— Start of Exercise material —

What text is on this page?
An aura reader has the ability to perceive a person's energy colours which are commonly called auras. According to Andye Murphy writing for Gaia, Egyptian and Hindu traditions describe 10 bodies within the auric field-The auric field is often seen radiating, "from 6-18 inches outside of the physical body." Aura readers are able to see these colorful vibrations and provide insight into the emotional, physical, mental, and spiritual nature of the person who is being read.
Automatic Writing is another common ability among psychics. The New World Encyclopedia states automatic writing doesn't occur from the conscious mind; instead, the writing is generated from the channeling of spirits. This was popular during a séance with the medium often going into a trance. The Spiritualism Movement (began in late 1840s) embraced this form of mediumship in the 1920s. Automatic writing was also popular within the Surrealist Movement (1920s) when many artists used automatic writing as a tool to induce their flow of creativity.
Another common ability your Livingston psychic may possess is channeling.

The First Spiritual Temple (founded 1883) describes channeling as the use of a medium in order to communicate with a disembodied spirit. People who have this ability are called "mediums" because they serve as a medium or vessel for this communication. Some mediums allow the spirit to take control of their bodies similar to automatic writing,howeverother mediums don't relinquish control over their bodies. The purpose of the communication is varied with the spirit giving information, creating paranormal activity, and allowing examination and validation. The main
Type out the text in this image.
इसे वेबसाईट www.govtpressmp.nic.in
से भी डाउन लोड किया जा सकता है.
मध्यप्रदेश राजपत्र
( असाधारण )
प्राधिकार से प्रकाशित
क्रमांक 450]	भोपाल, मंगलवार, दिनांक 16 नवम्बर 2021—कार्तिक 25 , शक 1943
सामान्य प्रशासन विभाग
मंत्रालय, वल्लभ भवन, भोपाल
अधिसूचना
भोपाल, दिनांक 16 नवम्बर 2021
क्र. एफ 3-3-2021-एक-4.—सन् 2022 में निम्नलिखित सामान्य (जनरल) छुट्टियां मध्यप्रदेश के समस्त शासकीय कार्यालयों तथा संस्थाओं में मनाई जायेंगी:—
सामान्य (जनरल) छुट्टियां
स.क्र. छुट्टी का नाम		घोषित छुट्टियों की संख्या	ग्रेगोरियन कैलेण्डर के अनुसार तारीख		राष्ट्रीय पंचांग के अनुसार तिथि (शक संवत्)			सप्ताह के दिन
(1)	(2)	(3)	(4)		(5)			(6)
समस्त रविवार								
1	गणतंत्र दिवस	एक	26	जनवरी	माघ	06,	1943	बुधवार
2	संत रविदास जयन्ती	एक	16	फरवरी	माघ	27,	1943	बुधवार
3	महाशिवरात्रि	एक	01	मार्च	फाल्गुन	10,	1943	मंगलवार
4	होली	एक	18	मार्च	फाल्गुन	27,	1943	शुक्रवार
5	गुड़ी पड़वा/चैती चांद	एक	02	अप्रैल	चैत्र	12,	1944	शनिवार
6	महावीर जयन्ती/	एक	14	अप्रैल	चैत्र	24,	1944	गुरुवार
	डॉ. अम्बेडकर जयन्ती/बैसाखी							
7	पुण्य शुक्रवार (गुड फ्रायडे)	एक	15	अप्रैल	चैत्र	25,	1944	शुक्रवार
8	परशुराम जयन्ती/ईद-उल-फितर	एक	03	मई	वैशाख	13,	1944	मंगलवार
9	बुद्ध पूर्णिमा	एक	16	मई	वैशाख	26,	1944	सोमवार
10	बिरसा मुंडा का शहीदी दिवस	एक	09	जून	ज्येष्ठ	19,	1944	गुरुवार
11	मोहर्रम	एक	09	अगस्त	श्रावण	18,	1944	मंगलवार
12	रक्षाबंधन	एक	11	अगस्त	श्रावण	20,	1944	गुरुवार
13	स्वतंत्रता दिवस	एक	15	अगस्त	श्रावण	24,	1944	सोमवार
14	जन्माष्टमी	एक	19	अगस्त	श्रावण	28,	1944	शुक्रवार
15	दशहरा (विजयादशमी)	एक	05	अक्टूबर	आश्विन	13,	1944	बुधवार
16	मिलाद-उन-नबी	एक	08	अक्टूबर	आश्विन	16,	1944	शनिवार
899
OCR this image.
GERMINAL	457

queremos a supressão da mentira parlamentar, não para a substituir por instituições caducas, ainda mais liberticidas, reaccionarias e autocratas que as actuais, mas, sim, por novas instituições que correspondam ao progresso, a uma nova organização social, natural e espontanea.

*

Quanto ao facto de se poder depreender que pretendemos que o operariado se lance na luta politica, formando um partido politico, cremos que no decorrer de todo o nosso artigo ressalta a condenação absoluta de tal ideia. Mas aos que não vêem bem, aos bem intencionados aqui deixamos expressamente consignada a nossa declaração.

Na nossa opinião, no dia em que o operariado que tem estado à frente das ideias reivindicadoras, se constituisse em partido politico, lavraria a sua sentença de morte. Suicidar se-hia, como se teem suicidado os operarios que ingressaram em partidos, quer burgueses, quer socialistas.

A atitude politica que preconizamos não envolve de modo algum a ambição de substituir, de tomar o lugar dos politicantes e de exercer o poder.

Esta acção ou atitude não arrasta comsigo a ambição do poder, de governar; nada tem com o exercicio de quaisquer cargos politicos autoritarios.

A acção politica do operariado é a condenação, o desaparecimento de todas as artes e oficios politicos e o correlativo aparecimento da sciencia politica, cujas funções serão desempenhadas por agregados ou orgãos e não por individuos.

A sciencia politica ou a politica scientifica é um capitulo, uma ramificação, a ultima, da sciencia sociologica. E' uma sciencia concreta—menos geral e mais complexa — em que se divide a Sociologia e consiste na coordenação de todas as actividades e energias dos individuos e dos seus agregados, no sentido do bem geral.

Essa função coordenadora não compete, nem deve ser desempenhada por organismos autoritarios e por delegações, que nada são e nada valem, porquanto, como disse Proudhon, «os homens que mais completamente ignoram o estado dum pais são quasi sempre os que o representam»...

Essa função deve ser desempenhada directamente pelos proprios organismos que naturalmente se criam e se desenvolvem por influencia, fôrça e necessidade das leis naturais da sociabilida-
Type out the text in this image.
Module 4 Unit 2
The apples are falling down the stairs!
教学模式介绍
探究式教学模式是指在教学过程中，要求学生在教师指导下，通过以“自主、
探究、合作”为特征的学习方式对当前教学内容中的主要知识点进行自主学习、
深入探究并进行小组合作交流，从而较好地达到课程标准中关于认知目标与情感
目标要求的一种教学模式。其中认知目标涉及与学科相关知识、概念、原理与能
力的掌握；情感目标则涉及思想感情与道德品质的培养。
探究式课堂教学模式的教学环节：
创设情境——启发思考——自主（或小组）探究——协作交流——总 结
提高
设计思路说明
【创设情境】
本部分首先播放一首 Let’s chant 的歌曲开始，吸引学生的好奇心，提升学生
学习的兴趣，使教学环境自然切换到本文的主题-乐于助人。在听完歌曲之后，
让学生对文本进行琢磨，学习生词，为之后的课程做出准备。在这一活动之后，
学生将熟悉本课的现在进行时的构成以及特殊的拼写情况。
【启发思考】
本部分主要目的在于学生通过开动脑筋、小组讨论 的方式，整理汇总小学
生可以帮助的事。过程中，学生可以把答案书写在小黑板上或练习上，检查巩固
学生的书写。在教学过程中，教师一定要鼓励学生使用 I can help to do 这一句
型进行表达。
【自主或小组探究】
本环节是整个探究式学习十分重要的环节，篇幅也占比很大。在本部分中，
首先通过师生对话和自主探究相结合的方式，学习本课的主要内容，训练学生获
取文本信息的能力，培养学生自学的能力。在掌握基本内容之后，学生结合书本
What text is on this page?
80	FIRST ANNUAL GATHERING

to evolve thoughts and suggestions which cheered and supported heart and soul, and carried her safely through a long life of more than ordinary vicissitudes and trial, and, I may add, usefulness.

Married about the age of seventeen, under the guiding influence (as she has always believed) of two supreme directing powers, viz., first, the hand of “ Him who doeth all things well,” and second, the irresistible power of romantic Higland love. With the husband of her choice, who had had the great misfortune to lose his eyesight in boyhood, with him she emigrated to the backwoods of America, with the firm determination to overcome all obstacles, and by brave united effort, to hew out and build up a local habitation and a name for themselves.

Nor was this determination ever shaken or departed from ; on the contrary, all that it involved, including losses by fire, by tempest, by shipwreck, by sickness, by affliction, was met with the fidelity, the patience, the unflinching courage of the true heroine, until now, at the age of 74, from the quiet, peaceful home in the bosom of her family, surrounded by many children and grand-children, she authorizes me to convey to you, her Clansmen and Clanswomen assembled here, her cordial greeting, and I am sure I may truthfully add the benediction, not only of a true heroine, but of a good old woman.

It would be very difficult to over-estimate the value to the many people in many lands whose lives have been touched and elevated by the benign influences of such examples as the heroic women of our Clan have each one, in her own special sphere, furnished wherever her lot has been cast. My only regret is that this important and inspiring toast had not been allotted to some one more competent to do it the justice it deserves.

— End of Exercise material —

Your task:
Report back each line of the entries that holds the string "from".

Result:
An aura reader has the ability to perceive a person's energy colours which are commonly called auras. According to Andye Murphy writing for Gaia, Egyptian and Hindu traditions describe 10 bodies within the auric field-The auric field is often seen radiating, "from 6-18 inches outside of the physical body." Aura readers are able to see these colorful vibrations and provide insight into the emotional, physical, mental, and spiritual nature of the person who is being read.
Automatic Writing is another common ability among psychics. The New World Encyclopedia states automatic writing doesn't occur from the conscious mind; instead, the writing is generated from the channeling of spirits. This was popular during a séance with the medium often going into a trance. The Spiritualism Movement (began in late 1840s) embraced this form of mediumship in the 1920s. Automatic writing was also popular within the Surrealist Movement (1920s) when many artists used automatic writing as a tool to induce their flow of creativity.
Nor was this determination ever shaken or departed from ; on the contrary, all that it involved, including losses by fire, by tempest, by shipwreck, by sickness, by affliction, was met with the fidelity, the patience, the unflinching courage of the true heroine, until now, at the age of 74, from the quiet, peaceful home in the bosom of her family, surrounded by many children and grand-children, she authorizes me to convey to you, her Clansmen and Clanswomen assembled here, her cordial greeting, and I am sure I may truthfully add the benediction, not only of a true heroine, but of a good old woman.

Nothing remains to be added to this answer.